__AIM__:
Wherever a line holds the word "pilihan", copy that line out.

__EXERCISE INPUT__:
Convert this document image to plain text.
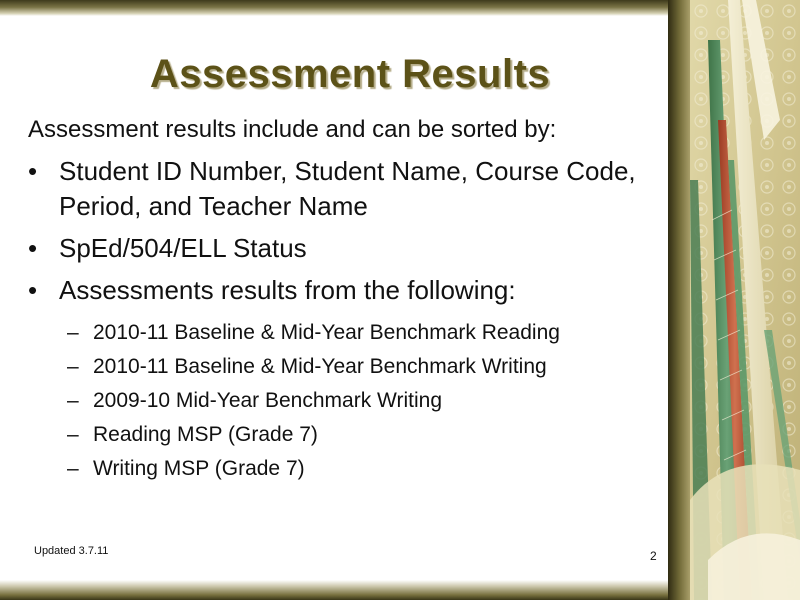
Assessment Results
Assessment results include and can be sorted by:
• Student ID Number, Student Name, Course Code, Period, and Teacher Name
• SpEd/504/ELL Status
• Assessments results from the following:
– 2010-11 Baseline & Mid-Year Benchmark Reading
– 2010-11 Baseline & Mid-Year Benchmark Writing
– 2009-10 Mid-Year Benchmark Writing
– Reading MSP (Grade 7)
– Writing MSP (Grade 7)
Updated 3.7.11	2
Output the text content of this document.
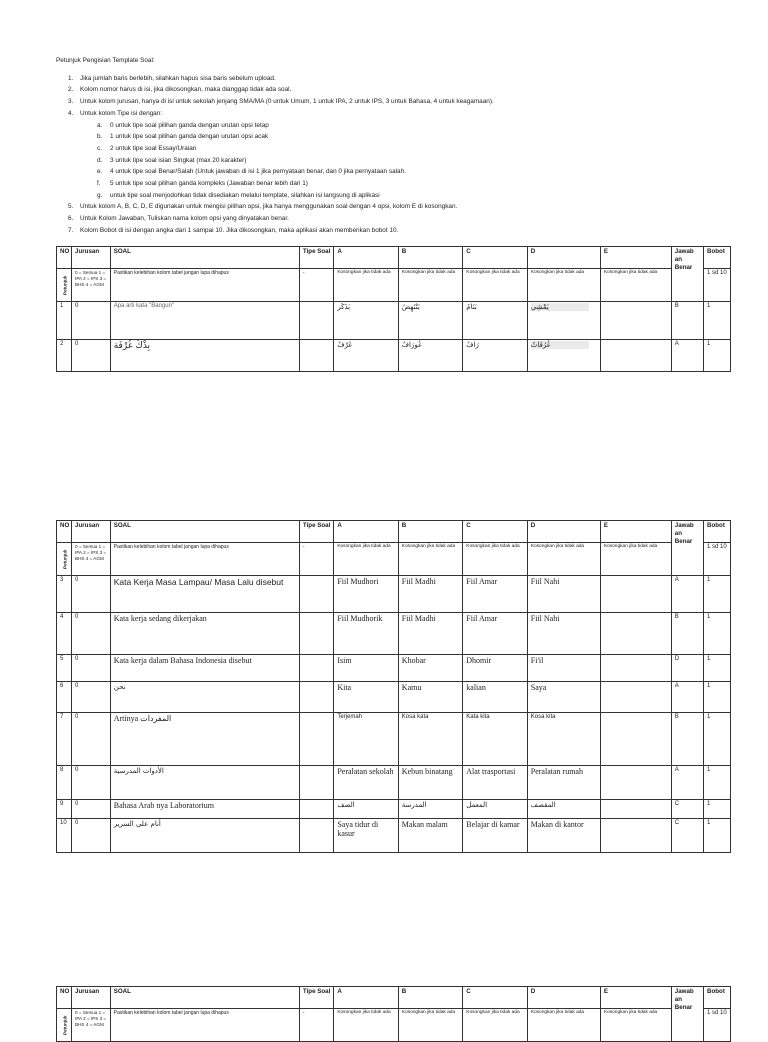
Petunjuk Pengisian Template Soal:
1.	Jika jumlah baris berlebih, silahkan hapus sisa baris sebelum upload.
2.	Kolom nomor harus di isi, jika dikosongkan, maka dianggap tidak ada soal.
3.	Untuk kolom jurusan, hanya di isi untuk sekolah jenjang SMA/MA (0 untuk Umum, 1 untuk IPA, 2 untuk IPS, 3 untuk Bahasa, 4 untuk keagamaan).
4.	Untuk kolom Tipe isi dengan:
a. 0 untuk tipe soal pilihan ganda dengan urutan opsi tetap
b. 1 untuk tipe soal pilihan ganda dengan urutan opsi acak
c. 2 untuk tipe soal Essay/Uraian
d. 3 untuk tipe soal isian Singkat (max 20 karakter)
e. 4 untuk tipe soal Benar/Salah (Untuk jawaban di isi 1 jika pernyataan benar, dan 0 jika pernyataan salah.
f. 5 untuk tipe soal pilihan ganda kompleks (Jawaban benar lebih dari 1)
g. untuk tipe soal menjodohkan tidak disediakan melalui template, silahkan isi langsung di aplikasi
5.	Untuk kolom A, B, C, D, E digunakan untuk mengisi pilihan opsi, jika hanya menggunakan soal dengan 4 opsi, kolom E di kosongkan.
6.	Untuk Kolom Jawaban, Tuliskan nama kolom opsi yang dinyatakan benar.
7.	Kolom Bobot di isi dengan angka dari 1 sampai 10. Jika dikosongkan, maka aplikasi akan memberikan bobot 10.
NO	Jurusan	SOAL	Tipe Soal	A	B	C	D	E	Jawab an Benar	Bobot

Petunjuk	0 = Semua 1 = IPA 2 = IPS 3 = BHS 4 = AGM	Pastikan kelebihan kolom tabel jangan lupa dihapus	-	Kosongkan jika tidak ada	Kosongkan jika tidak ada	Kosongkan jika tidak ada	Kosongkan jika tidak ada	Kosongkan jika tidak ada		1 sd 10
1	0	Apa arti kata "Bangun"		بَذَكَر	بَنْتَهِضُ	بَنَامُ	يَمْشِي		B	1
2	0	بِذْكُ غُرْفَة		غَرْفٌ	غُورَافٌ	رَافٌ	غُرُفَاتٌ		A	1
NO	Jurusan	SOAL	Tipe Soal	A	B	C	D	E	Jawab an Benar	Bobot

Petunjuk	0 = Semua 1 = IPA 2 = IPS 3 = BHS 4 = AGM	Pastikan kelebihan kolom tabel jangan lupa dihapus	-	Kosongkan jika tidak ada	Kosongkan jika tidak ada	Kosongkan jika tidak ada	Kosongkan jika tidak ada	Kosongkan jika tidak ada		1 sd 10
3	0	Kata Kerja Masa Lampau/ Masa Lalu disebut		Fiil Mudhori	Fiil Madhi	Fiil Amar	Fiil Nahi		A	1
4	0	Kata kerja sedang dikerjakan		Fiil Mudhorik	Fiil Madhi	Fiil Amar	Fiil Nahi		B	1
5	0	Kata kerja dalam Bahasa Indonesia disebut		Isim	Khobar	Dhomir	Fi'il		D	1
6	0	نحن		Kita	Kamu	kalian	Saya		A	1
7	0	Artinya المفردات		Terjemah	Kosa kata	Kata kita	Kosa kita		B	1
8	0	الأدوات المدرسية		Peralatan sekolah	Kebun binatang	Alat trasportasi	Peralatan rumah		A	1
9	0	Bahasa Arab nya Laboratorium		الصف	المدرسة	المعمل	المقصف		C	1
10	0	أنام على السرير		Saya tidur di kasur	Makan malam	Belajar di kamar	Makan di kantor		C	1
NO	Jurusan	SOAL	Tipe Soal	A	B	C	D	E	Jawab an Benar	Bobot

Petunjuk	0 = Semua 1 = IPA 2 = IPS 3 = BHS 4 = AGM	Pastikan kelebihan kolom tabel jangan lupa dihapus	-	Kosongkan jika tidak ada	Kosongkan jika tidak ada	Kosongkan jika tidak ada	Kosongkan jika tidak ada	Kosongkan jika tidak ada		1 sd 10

__SOLUTION TO THIS TASK__:
a. 0 untuk tipe soal pilihan ganda dengan urutan opsi tetap
b. 1 untuk tipe soal pilihan ganda dengan urutan opsi acak
f. 5 untuk tipe soal pilihan ganda kompleks (Jawaban benar lebih dari 1)
5.	Untuk kolom A, B, C, D, E digunakan untuk mengisi pilihan opsi, jika hanya menggunakan soal dengan 4 opsi, kolom E di kosongkan.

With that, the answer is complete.